Can you copy, word for word, the stretch of the excerpt below on the yoke and Isaiah 65 from "Sharon shall become" through "they would become."?

→ PAGE EXCERPT:

━━━

Notice that here the yoke is again a positive symbol.  It represents the proper service that God’s people should render to God.  And notice something else.  Notice that their service of God under this “one yoke” takes place in a context of contentment and rest.  Words that conjure up a picture of sheep peacefully grazing are used.  The prophet writes, “For they shall feed, and lie down, and there shall be none to terrify them.”

That pastoral picture of contentment and rest is also found in the OT Prophetic Book of Isaiah (Isa).  Please look with me Isa 65:8-10:

Thus says the Lord:

          As the wine is found in the cluster,

                    and they say, “Do not destroy it,

                    for there is a blessing in it,”

          so I will do for my servants’ sake,

                    and not destroy them all.

          I will bring forth descendants from Jacob,

                    and from Judah inheritors of my mountains;

          my chosen shall inherit it,

                    and my servants shall settle there.

          Sharon shall become a pasture for flocks,

                    and the Valley of Achor a place for herds to lie down,

                    for my people who have sought me.

These verses look forward to a time when God would use a remnant of God’s people to make of the people all that God had dreamed they would become.

━━━

→ SOURCE DATA:
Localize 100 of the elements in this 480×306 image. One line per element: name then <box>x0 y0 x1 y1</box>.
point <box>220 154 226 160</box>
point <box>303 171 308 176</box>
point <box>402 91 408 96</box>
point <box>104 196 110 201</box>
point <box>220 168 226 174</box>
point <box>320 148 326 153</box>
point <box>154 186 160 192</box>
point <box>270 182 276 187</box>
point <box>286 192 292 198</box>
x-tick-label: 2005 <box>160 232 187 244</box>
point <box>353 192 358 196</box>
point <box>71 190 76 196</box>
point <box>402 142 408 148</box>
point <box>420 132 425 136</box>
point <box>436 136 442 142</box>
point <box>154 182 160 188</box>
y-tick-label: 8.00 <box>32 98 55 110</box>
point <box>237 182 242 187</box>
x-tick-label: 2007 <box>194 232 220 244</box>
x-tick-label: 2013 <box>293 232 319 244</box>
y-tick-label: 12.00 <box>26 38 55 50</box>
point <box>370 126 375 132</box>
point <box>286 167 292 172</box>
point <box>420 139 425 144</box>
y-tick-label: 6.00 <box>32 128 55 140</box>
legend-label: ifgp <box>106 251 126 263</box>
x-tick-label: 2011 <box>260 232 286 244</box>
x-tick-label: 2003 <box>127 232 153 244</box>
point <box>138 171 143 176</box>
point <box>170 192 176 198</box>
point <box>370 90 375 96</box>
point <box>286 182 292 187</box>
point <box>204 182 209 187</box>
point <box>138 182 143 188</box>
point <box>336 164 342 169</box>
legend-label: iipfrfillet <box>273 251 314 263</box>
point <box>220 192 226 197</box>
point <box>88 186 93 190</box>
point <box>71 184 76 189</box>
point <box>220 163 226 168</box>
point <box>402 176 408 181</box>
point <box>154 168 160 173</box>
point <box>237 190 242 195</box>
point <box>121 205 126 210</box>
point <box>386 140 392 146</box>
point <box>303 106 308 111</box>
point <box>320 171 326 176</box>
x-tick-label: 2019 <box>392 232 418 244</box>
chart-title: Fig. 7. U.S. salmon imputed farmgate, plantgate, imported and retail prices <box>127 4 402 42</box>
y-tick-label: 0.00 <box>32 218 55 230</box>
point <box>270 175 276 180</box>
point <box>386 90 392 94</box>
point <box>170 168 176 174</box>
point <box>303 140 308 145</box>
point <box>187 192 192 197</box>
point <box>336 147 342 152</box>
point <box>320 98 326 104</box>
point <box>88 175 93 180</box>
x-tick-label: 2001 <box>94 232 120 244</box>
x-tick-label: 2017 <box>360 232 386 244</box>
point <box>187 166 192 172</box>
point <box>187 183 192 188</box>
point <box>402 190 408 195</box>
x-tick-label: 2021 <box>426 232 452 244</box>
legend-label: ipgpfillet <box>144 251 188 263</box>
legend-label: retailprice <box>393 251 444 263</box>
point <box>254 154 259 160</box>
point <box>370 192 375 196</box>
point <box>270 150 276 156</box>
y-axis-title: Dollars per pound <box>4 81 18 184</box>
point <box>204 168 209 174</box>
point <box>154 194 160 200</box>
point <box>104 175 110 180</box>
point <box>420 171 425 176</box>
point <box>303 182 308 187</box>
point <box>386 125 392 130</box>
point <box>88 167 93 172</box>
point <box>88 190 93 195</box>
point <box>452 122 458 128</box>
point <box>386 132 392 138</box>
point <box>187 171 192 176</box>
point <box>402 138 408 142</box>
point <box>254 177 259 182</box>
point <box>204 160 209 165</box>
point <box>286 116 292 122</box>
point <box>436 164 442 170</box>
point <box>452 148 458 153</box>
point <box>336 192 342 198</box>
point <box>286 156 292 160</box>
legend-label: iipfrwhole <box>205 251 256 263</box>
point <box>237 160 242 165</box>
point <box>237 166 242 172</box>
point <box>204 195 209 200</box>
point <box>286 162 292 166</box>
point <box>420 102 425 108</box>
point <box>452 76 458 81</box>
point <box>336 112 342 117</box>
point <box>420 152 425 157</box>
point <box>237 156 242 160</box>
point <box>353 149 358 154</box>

━━━

→ REPLY:
Sharon shall become a pasture for flocks,

                    and the Valley of Achor a place for herds to lie down,

                    for my people who have sought me.

These verses look forward to a time when God would use a remnant of God’s people to make of the people all that God had dreamed they would become.